*WORK TO BE COMPLETED*:
Where a line holds "JSON", copy it.

Entries with figure data
'''
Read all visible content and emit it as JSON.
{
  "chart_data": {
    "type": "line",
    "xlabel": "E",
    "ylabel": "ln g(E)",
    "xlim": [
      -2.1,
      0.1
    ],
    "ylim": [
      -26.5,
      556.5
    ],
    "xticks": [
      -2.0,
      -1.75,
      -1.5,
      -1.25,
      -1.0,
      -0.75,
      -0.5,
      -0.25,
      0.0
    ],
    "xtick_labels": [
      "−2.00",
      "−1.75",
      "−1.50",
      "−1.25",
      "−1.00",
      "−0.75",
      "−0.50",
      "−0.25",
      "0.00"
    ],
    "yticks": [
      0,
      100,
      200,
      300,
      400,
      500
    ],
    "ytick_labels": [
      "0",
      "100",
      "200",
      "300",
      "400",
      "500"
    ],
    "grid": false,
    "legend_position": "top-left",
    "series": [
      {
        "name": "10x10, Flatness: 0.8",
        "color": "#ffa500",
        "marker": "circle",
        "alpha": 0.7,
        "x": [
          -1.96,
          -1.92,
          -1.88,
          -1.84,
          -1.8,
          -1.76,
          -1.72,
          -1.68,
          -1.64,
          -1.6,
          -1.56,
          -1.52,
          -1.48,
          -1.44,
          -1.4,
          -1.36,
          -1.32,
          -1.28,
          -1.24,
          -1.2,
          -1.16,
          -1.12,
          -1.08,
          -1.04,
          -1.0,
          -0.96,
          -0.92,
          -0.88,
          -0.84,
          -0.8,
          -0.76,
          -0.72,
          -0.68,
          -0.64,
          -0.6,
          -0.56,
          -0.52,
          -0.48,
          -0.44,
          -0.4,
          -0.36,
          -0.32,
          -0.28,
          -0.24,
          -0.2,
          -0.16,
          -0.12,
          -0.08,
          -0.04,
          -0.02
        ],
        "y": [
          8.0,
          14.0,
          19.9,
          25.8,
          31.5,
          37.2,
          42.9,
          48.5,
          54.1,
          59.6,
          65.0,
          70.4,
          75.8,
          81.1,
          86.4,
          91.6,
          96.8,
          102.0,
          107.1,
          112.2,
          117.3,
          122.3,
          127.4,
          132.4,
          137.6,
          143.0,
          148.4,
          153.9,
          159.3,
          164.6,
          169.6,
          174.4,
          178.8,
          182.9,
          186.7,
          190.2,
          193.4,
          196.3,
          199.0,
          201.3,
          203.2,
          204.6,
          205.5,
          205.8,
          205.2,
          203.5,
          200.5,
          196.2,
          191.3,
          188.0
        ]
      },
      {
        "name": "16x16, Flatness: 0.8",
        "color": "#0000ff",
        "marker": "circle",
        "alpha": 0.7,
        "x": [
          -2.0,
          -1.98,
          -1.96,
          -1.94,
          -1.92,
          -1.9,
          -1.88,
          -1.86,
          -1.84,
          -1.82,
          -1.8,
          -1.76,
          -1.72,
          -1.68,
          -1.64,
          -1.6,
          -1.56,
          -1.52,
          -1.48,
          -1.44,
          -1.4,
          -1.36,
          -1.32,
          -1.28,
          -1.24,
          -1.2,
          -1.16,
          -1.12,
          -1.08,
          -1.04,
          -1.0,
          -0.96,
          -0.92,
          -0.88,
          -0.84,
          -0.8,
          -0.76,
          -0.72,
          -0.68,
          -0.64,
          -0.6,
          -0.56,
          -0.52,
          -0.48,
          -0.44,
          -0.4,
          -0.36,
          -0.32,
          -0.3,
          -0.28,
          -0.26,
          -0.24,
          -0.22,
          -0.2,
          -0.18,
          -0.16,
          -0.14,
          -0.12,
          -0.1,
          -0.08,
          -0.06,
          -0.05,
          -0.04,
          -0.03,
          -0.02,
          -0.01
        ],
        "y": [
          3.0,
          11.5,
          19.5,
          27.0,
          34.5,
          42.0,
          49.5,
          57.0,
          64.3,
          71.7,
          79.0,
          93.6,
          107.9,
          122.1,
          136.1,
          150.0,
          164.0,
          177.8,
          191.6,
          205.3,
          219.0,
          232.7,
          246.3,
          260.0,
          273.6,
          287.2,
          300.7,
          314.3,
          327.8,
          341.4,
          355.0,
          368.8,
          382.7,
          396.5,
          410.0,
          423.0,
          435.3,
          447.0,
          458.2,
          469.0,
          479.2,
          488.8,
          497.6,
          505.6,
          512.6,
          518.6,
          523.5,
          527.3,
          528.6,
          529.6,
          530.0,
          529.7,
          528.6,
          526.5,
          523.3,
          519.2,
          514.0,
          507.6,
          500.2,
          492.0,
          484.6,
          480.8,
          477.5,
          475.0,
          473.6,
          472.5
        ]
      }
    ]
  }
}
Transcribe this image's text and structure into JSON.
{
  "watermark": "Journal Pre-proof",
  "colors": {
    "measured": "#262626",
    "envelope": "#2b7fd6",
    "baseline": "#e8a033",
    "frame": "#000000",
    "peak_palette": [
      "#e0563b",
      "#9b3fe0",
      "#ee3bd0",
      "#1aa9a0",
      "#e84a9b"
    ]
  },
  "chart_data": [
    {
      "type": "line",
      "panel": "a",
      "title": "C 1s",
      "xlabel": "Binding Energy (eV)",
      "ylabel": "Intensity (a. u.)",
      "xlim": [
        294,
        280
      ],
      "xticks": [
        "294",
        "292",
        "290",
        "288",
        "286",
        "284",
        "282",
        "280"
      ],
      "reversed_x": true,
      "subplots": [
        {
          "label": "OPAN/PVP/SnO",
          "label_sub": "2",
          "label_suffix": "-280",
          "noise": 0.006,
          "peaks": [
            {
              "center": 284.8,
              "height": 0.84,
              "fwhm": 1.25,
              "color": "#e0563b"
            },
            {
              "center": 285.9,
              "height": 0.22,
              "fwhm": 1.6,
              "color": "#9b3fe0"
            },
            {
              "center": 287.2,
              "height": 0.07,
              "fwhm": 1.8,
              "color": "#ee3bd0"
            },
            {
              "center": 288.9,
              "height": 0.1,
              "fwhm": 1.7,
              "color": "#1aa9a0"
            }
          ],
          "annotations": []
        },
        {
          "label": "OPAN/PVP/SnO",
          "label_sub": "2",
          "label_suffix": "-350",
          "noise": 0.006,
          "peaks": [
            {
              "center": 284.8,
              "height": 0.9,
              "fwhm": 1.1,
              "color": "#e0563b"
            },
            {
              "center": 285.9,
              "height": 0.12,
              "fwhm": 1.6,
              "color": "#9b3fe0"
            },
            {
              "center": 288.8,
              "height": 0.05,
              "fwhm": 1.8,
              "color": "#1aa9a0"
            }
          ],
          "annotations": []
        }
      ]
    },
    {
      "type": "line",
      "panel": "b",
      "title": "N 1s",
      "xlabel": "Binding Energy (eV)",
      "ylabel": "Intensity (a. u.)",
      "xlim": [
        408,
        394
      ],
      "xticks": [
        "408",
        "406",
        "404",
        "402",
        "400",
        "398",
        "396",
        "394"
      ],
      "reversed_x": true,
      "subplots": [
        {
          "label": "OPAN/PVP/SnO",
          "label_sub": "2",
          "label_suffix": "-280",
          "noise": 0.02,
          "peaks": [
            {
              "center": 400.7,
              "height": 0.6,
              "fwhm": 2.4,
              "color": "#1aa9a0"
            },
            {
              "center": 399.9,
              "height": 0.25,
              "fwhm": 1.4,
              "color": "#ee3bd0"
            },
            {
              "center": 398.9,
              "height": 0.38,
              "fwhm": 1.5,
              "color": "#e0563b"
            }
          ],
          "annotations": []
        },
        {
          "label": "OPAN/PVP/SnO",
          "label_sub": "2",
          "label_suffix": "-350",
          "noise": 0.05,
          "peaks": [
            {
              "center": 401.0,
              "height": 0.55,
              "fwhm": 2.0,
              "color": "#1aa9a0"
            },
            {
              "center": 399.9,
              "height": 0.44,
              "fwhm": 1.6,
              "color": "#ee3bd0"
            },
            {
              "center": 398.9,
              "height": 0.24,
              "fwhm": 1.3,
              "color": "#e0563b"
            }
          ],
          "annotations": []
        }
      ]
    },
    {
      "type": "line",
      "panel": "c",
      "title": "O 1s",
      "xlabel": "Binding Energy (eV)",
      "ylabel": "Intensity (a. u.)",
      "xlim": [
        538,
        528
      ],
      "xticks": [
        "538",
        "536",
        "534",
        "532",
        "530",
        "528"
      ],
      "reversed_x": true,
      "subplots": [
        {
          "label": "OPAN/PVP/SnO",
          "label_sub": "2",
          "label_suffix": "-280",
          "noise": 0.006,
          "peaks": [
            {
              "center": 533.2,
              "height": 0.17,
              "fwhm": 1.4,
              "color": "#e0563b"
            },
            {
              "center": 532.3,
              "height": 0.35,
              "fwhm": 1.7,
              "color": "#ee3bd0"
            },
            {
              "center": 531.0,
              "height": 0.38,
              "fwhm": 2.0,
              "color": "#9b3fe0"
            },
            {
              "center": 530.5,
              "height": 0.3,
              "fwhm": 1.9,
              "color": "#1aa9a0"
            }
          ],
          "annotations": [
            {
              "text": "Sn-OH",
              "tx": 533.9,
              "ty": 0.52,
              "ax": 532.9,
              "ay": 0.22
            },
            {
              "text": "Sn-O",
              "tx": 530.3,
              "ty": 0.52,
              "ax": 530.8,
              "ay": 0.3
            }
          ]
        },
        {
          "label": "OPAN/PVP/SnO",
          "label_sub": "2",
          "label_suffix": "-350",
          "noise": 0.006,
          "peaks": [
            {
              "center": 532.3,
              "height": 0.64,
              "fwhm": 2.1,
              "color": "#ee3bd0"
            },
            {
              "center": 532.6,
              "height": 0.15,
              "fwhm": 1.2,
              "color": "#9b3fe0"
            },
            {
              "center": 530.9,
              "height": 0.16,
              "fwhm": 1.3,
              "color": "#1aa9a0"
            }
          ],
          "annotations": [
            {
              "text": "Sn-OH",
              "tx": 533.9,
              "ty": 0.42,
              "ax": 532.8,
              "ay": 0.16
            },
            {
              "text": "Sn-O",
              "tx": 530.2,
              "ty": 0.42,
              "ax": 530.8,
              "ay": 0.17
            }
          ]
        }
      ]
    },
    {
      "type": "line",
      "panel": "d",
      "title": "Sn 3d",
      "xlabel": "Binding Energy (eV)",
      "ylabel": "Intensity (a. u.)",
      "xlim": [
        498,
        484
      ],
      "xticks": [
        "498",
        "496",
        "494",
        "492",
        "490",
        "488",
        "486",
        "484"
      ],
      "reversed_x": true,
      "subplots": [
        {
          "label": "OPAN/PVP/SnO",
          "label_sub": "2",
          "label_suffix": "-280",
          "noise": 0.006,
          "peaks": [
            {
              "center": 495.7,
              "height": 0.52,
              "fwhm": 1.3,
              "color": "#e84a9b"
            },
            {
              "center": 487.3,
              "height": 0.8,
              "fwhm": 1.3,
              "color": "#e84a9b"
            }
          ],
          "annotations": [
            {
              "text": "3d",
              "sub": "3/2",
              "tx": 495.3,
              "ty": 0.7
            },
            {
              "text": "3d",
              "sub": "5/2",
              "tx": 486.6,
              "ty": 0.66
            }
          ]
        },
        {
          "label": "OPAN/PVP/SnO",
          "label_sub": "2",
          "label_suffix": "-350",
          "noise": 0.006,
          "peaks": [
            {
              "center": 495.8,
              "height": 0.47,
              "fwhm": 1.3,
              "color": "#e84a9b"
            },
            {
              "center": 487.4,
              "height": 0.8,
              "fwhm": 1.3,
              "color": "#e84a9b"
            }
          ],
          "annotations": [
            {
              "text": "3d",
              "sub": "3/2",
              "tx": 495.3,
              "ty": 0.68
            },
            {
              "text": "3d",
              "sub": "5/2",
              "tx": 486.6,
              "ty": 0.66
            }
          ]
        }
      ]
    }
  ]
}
'''
*WRITTEN RESPONSE*:
Read all visible content and emit it as JSON.
Transcribe this image's text and structure into JSON.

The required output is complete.